### What is expected
Indicate only the number of lines in the listing below in which the word "content" appears.

(Dataset excerpts)
:::

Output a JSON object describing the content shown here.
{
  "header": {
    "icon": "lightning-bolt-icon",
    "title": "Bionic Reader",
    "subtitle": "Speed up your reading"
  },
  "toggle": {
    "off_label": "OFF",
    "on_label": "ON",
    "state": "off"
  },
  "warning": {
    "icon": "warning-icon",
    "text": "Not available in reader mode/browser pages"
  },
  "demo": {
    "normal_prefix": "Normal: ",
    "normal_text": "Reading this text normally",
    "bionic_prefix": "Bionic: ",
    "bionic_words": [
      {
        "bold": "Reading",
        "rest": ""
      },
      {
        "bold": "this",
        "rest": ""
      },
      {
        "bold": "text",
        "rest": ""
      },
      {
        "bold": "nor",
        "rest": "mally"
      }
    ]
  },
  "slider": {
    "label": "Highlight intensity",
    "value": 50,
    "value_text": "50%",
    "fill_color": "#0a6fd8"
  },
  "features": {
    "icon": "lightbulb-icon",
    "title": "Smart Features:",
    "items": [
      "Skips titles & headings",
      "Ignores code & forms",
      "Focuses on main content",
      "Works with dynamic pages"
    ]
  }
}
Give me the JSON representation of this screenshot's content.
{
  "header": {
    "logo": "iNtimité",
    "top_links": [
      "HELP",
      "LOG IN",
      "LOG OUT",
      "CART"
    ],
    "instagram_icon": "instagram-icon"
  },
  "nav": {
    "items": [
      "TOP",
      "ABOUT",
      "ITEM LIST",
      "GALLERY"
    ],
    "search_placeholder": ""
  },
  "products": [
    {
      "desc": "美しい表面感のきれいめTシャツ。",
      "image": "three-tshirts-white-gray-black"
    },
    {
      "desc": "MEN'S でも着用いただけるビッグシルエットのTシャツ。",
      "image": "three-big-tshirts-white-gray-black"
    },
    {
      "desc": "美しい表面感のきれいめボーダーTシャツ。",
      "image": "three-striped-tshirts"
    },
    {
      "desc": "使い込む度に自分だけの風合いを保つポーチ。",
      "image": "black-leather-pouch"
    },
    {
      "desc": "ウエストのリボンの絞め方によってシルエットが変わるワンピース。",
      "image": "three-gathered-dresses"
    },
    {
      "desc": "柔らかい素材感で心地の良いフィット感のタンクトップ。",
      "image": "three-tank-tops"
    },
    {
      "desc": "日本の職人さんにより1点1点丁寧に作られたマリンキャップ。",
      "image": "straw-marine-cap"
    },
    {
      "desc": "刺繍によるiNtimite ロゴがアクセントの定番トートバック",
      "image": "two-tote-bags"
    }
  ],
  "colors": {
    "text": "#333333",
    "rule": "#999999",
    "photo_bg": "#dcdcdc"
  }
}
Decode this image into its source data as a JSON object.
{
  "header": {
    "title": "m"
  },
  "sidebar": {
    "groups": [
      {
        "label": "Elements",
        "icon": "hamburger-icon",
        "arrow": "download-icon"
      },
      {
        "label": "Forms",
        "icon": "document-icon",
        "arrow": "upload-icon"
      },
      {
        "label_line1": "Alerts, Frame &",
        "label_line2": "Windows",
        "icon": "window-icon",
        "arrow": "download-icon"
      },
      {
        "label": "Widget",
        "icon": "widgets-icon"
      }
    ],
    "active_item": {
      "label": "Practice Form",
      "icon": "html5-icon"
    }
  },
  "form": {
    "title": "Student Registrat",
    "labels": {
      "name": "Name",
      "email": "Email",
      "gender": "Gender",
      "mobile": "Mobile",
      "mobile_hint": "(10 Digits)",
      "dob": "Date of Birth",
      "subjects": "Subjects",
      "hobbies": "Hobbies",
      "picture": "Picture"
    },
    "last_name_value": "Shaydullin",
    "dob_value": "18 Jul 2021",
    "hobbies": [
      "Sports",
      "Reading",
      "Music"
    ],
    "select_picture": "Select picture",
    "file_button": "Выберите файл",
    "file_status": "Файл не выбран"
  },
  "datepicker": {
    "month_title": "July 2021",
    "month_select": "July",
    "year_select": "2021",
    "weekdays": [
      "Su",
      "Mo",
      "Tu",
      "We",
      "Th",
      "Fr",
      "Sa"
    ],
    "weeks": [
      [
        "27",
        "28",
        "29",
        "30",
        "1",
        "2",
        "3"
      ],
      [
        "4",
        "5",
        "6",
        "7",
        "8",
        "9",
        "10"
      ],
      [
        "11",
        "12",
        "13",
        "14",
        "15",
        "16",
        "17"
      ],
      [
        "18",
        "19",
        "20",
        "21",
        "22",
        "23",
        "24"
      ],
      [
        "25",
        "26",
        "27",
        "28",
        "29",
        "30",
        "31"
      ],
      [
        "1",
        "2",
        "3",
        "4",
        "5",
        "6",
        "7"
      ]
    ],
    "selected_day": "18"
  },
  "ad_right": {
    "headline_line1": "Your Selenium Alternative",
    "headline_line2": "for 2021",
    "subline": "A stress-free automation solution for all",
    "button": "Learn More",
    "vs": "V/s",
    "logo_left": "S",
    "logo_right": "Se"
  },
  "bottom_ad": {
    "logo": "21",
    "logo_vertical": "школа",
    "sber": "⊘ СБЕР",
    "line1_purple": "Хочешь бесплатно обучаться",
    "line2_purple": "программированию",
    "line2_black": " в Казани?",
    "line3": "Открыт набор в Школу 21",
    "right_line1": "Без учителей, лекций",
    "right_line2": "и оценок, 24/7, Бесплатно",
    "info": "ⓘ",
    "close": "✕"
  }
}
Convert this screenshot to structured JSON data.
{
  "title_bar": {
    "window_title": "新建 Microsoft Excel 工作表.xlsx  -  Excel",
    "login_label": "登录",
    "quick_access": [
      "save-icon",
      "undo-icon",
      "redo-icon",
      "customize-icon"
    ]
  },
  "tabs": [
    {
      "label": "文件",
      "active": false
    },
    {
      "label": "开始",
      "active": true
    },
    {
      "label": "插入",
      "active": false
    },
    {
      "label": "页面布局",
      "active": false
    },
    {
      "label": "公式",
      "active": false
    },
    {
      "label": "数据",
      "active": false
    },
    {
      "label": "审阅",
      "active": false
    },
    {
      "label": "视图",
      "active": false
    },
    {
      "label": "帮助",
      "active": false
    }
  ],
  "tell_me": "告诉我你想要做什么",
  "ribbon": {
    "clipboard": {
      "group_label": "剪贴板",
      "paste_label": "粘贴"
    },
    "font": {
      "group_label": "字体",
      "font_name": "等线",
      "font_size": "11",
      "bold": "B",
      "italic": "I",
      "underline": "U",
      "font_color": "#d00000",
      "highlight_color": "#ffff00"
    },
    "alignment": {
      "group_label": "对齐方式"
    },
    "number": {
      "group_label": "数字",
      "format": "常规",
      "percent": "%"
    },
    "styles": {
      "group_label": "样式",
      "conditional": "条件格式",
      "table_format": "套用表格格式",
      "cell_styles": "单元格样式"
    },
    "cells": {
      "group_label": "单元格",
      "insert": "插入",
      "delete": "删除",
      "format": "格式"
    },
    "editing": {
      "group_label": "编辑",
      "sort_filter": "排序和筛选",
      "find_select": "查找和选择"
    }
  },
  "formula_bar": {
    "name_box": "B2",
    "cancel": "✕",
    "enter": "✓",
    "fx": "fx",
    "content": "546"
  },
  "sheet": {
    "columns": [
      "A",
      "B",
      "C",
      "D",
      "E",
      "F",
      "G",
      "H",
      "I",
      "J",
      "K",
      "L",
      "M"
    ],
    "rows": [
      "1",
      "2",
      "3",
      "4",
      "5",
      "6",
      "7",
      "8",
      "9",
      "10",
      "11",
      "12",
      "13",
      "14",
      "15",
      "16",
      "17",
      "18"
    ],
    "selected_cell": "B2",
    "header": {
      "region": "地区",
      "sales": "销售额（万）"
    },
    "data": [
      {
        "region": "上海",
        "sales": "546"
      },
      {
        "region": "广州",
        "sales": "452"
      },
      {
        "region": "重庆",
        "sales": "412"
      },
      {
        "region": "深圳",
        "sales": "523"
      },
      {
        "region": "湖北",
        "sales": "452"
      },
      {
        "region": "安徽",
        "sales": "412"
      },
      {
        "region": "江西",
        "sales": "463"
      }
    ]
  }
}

:::

### Final result
4